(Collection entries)
- - -

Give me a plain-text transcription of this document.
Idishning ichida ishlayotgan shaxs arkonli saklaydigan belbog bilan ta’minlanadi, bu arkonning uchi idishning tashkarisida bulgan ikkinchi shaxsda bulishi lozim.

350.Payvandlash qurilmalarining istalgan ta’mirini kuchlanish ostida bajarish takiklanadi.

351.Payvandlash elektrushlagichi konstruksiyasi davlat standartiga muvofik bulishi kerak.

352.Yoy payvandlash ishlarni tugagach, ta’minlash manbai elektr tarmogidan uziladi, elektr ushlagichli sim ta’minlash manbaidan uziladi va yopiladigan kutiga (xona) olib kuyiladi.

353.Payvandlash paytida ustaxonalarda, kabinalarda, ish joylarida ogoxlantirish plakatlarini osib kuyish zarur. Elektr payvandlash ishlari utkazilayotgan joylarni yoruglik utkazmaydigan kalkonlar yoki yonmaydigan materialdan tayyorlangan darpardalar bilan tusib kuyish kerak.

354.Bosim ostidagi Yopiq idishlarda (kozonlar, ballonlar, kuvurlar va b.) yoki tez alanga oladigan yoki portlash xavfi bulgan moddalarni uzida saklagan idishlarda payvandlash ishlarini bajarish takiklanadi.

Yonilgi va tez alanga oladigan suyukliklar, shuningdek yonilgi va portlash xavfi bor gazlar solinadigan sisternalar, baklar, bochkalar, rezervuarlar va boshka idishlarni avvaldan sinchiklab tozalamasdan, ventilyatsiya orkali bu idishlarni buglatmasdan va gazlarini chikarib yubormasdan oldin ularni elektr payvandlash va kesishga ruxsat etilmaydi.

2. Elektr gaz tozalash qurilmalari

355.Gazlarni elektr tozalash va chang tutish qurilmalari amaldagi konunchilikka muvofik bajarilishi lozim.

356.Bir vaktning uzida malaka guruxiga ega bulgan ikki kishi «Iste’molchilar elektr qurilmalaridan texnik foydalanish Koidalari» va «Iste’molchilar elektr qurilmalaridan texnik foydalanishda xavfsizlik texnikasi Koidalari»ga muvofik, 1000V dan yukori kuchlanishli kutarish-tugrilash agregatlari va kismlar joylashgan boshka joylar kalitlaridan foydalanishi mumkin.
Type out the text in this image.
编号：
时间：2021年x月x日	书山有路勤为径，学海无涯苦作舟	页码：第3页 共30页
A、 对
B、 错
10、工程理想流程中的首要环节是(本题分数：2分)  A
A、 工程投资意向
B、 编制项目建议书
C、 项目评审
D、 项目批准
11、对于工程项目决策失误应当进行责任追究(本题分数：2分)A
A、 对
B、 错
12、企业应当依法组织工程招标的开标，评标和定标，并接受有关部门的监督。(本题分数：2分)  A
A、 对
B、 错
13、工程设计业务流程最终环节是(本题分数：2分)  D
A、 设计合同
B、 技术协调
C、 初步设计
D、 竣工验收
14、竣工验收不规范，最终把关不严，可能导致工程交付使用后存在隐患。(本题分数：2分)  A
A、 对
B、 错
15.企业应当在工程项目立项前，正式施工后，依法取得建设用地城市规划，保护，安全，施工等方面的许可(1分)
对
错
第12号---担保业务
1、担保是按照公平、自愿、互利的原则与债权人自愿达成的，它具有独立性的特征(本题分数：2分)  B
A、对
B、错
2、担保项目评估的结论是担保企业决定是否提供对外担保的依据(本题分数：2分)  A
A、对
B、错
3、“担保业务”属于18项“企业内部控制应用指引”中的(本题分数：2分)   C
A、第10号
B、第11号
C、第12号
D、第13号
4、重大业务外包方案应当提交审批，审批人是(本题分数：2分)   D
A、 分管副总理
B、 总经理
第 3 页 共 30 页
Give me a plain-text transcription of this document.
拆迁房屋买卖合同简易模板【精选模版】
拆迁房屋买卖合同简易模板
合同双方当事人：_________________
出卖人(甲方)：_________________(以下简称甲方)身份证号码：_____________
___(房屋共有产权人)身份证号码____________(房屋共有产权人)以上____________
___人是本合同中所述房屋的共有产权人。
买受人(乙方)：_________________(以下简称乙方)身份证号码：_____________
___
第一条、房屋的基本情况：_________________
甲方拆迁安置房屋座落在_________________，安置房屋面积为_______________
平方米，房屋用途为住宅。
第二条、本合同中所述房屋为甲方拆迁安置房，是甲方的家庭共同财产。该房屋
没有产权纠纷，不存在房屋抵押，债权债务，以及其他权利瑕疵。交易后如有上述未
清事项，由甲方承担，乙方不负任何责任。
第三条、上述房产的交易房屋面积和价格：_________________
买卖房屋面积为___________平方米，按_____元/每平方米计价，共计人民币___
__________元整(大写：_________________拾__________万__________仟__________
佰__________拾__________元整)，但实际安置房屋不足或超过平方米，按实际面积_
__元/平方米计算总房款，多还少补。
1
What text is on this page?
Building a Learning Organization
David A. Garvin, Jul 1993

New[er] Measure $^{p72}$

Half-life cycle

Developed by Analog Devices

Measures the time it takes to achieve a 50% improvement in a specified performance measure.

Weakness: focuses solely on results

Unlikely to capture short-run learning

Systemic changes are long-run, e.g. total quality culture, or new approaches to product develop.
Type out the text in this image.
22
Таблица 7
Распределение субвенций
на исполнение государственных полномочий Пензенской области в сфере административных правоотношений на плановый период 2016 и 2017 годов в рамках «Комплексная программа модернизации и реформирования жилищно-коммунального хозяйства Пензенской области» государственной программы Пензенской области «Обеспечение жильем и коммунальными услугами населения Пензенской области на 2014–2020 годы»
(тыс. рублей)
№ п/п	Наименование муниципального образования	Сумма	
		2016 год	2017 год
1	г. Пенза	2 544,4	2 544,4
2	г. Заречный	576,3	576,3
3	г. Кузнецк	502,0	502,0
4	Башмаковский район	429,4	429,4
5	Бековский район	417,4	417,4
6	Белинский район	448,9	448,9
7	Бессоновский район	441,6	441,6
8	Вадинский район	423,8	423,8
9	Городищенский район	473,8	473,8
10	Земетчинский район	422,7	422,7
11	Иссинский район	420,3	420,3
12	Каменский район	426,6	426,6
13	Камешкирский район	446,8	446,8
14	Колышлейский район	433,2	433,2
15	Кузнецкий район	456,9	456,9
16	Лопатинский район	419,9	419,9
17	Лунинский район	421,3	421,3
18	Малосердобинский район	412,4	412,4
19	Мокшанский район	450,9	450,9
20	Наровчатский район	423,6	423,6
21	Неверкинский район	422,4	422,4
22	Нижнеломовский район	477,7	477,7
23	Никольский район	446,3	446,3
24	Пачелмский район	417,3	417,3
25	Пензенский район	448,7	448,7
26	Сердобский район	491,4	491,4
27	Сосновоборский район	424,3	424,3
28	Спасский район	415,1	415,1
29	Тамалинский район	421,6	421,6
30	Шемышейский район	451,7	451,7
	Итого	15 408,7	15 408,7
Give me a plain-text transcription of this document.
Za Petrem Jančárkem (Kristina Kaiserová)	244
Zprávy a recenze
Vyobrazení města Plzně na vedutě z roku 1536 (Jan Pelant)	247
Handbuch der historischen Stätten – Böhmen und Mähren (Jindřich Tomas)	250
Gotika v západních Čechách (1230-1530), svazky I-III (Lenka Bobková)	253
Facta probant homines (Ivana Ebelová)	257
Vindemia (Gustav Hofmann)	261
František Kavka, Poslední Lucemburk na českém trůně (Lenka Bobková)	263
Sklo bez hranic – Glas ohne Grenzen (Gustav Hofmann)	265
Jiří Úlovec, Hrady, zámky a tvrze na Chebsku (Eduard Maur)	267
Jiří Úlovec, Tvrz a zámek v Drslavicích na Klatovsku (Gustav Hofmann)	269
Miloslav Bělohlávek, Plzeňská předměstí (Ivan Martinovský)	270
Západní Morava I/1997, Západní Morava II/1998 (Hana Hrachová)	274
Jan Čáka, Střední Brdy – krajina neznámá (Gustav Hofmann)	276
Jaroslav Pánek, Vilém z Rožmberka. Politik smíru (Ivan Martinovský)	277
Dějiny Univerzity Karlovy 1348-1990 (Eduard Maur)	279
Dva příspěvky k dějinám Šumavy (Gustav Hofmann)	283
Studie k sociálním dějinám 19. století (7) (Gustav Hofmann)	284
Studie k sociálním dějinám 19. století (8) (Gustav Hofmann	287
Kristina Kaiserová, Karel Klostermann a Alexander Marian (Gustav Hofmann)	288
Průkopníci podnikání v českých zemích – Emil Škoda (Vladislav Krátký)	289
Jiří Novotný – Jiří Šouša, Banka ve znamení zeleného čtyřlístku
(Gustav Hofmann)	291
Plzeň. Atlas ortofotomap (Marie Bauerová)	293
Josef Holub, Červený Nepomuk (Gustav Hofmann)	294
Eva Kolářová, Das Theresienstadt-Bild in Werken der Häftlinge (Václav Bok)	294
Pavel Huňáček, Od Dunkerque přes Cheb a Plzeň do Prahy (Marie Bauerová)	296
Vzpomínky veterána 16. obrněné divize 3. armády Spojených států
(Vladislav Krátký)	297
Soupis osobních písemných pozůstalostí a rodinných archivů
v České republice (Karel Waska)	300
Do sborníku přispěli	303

- - -

(DO THIS) Pull out all lines containing the word "Bauerová" from the entries above.

(ANSWER TO THIS TASK)
Plzeň. Atlas ortofotomap (Marie Bauerová)	293
Pavel Huňáček, Od Dunkerque přes Cheb a Plzeň do Prahy (Marie Bauerová)	296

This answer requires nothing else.